-------- GIVEN DATA --------

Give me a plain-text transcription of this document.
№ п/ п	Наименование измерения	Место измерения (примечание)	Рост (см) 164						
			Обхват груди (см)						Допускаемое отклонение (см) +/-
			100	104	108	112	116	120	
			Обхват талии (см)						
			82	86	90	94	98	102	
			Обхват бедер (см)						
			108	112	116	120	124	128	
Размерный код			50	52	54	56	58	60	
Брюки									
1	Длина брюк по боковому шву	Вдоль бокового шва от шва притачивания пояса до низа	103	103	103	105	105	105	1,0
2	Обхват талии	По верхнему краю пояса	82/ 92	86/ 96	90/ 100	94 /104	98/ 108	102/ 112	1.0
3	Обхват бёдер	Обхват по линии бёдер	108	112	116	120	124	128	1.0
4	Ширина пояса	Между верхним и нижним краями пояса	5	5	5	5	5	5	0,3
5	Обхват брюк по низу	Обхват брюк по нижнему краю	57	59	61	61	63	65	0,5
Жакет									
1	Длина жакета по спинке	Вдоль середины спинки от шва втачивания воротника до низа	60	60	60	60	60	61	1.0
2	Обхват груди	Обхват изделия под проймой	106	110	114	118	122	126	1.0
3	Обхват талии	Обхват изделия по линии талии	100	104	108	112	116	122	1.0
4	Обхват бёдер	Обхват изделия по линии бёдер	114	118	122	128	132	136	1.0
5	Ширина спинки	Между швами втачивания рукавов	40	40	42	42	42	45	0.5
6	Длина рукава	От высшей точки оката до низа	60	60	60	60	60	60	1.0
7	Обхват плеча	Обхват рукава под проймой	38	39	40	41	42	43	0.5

--------

### [TASK DETAILS]
Set out the complete listing exactly as shown.

### [EXERCISE RESULT]
Give me a plain-text transcription of this document.
№ п/ п	Наименование измерения	Место измерения (примечание)	Рост (см) 164						
			Обхват груди (см)						Допускаемое отклонение (см) +/-
			100	104	108	112	116	120	
			Обхват талии (см)						
			82	86	90	94	98	102	
			Обхват бедер (см)						
			108	112	116	120	124	128	
Размерный код			50	52	54	56	58	60	
Брюки									
1	Длина брюк по боковому шву	Вдоль бокового шва от шва притачивания пояса до низа	103	103	103	105	105	105	1,0
2	Обхват талии	По верхнему краю пояса	82/ 92	86/ 96	90/ 100	94 /104	98/ 108	102/ 112	1.0
3	Обхват бёдер	Обхват по линии бёдер	108	112	116	120	124	128	1.0
4	Ширина пояса	Между верхним и нижним краями пояса	5	5	5	5	5	5	0,3
5	Обхват брюк по низу	Обхват брюк по нижнему краю	57	59	61	61	63	65	0,5
Жакет									
1	Длина жакета по спинке	Вдоль середины спинки от шва втачивания воротника до низа	60	60	60	60	60	61	1.0
2	Обхват груди	Обхват изделия под проймой	106	110	114	118	122	126	1.0
3	Обхват талии	Обхват изделия по линии талии	100	104	108	112	116	122	1.0
4	Обхват бёдер	Обхват изделия по линии бёдер	114	118	122	128	132	136	1.0
5	Ширина спинки	Между швами втачивания рукавов	40	40	42	42	42	45	0.5
6	Длина рукава	От высшей точки оката до низа	60	60	60	60	60	60	1.0
7	Обхват плеча	Обхват рукава под проймой	38	39	40	41	42	43	0.5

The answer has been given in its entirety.